**The exercise:** Write out every entry precisely as given, leaving the pictures out.
***
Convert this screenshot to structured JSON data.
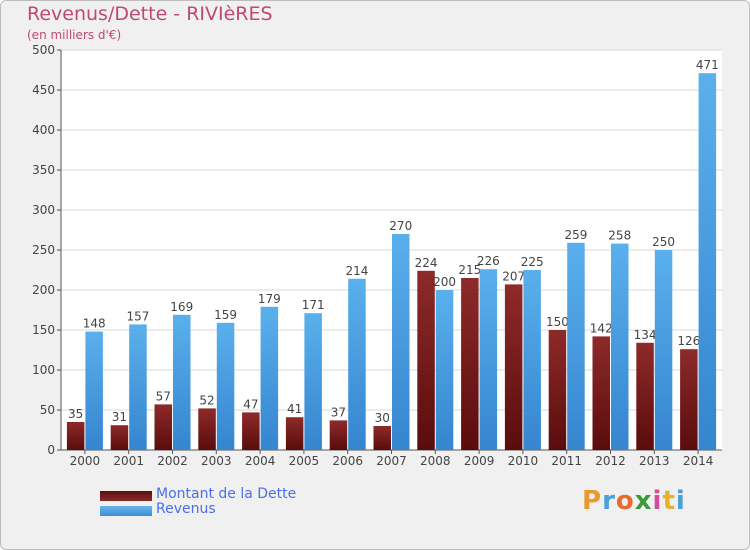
{
  "header": {
    "title": "Revenus/Dette - RIVIèRES",
    "subtitle": "(en milliers d'€)"
  },
  "chart_data": {
    "type": "bar",
    "categories": [
      "2000",
      "2001",
      "2002",
      "2003",
      "2004",
      "2005",
      "2006",
      "2007",
      "2008",
      "2009",
      "2010",
      "2011",
      "2012",
      "2013",
      "2014"
    ],
    "series": [
      {
        "name": "Montant de la Dette",
        "color": "#7a1818",
        "values": [
          35,
          31,
          57,
          52,
          47,
          41,
          37,
          30,
          224,
          215,
          207,
          150,
          142,
          134,
          126
        ]
      },
      {
        "name": "Revenus",
        "color": "#4da3e6",
        "values": [
          148,
          157,
          169,
          159,
          179,
          171,
          214,
          270,
          200,
          226,
          225,
          259,
          258,
          250,
          471
        ]
      }
    ],
    "y_ticks": [
      "0",
      "50",
      "100",
      "150",
      "200",
      "250",
      "300",
      "350",
      "400",
      "450",
      "500"
    ],
    "ylim": [
      0,
      500
    ],
    "grid": "horizontal",
    "legend_position": "bottom-left"
  },
  "legend": {
    "items": [
      {
        "label": "Montant de la Dette",
        "color": "#5c0f0f"
      },
      {
        "label": "Revenus",
        "color": "#4da3e6"
      }
    ]
  },
  "logo": {
    "letters": [
      "P",
      "r",
      "o",
      "x",
      "i",
      "t",
      "i"
    ],
    "colors": [
      "#e89a2c",
      "#4aa0d8",
      "#e86a2c",
      "#3a9a3a",
      "#d84a9a",
      "#e8b02c",
      "#4aa0d8"
    ]
  }
}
***
**Answer for the task:**
Convert this screenshot to structured JSON data.
{
  "header": {
    "title": "Revenus/Dette - RIVIèRES",
    "subtitle": "(en milliers d'€)"
  },
  "chart_data": {
    "type": "bar",
    "categories": [
      "2000",
      "2001",
      "2002",
      "2003",
      "2004",
      "2005",
      "2006",
      "2007",
      "2008",
      "2009",
      "2010",
      "2011",
      "2012",
      "2013",
      "2014"
    ],
    "series": [
      {
        "name": "Montant de la Dette",
        "color": "#7a1818",
        "values": [
          35,
          31,
          57,
          52,
          47,
          41,
          37,
          30,
          224,
          215,
          207,
          150,
          142,
          134,
          126
        ]
      },
      {
        "name": "Revenus",
        "color": "#4da3e6",
        "values": [
          148,
          157,
          169,
          159,
          179,
          171,
          214,
          270,
          200,
          226,
          225,
          259,
          258,
          250,
          471
        ]
      }
    ],
    "y_ticks": [
      "0",
      "50",
      "100",
      "150",
      "200",
      "250",
      "300",
      "350",
      "400",
      "450",
      "500"
    ],
    "ylim": [
      0,
      500
    ],
    "grid": "horizontal",
    "legend_position": "bottom-left"
  },
  "legend": {
    "items": [
      {
        "label": "Montant de la Dette",
        "color": "#5c0f0f"
      },
      {
        "label": "Revenus",
        "color": "#4da3e6"
      }
    ]
  },
  "logo": {
    "letters": [
      "P",
      "r",
      "o",
      "x",
      "i",
      "t",
      "i"
    ],
    "colors": [
      "#e89a2c",
      "#4aa0d8",
      "#e86a2c",
      "#3a9a3a",
      "#d84a9a",
      "#e8b02c",
      "#4aa0d8"
    ]
  }
}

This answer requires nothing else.